### Data listing
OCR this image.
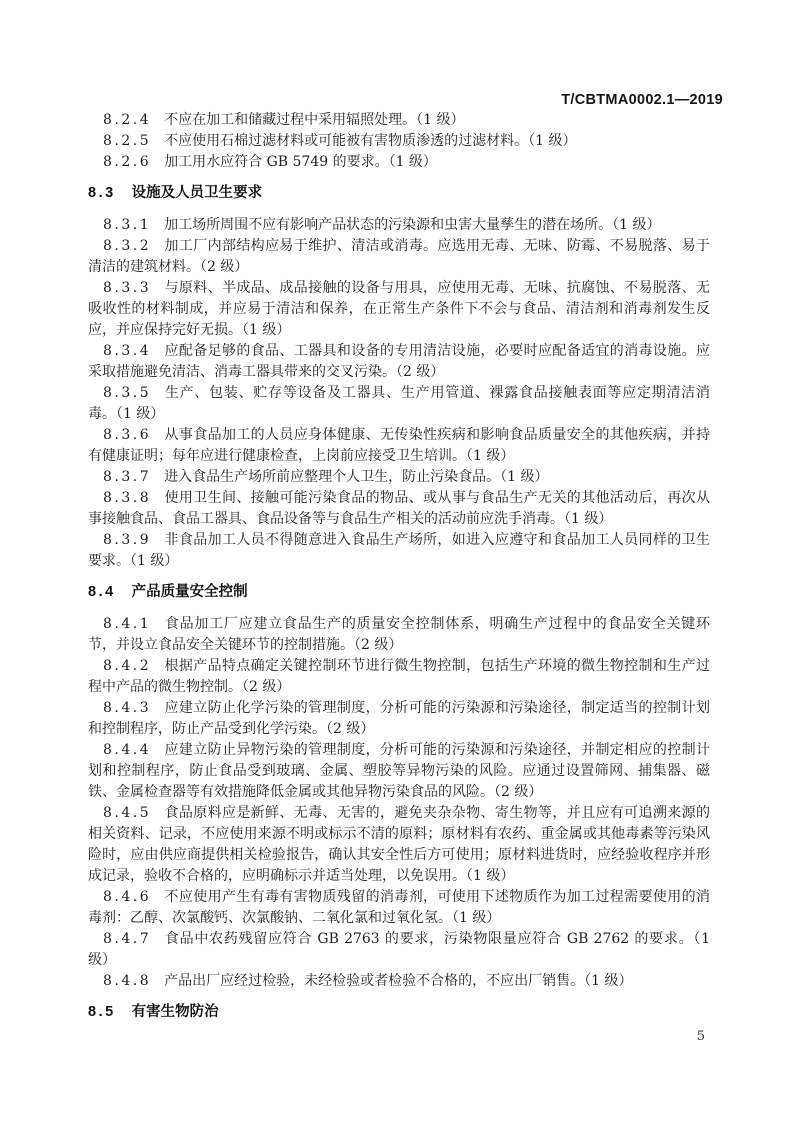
T/CBTMA0002.1—2019

8.2.4 不应在加工和储藏过程中采用辐照处理。（1 级）

8.2.5 不应使用石棉过滤材料或可能被有害物质渗透的过滤材料。（1 级）

8.2.6 加工用水应符合 GB 5749 的要求。（1 级）

8.3 设施及人员卫生要求

8.3.1 加工场所周围不应有影响产品状态的污染源和虫害大量孳生的潜在场所。（1 级）

8.3.2 加工厂内部结构应易于维护、清洁或消毒。应选用无毒、无味、防霉、不易脱落、易于清洁的建筑材料。（2 级）

8.3.3 与原料、半成品、成品接触的设备与用具，应使用无毒、无味、抗腐蚀、不易脱落、无吸收性的材料制成，并应易于清洁和保养，在正常生产条件下不会与食品、清洁剂和消毒剂发生反应，并应保持完好无损。（1 级）

8.3.4 应配备足够的食品、工器具和设备的专用清洁设施，必要时应配备适宜的消毒设施。应采取措施避免清洁、消毒工器具带来的交叉污染。（2 级）

8.3.5 生产、包装、贮存等设备及工器具、生产用管道、裸露食品接触表面等应定期清洁消毒。（1 级）

8.3.6 从事食品加工的人员应身体健康、无传染性疾病和影响食品质量安全的其他疾病，并持有健康证明；每年应进行健康检查，上岗前应接受卫生培训。（1 级）

8.3.7 进入食品生产场所前应整理个人卫生，防止污染食品。（1 级）

8.3.8 使用卫生间、接触可能污染食品的物品、或从事与食品生产无关的其他活动后，再次从事接触食品、食品工器具、食品设备等与食品生产相关的活动前应洗手消毒。（1 级）

8.3.9 非食品加工人员不得随意进入食品生产场所，如进入应遵守和食品加工人员同样的卫生要求。（1 级）

8.4 产品质量安全控制

8.4.1 食品加工厂应建立食品生产的质量安全控制体系，明确生产过程中的食品安全关键环节，并设立食品安全关键环节的控制措施。（2 级）

8.4.2 根据产品特点确定关键控制环节进行微生物控制，包括生产环境的微生物控制和生产过程中产品的微生物控制。（2 级）

8.4.3 应建立防止化学污染的管理制度，分析可能的污染源和污染途径，制定适当的控制计划和控制程序，防止产品受到化学污染。（2 级）

8.4.4 应建立防止异物污染的管理制度，分析可能的污染源和污染途径，并制定相应的控制计划和控制程序，防止食品受到玻璃、金属、塑胶等异物污染的风险。应通过设置筛网、捕集器、磁铁、金属检查器等有效措施降低金属或其他异物污染食品的风险。（2 级）

8.4.5 食品原料应是新鲜、无毒、无害的，避免夹杂杂物、寄生物等，并且应有可追溯来源的相关资料、记录，不应使用来源不明或标示不清的原料；原材料有农药、重金属或其他毒素等污染风险时，应由供应商提供相关检验报告，确认其安全性后方可使用；原材料进货时，应经验收程序并形成记录，验收不合格的，应明确标示并适当处理，以免误用。（1 级）

8.4.6 不应使用产生有毒有害物质残留的消毒剂，可使用下述物质作为加工过程需要使用的消毒剂：乙醇、次氯酸钙、次氯酸钠、二氧化氯和过氧化氢。（1 级）

8.4.7 食品中农药残留应符合 GB 2763 的要求，污染物限量应符合 GB 2762 的要求。（1 级）

8.4.8 产品出厂应经过检验，未经检验或者检验不合格的，不应出厂销售。（1 级）

8.5 有害生物防治

5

### Short task
Only the number is wanted: how many lines in the data include the string "分析可能的污染源和污染途径"?

### Answer for this exercise
2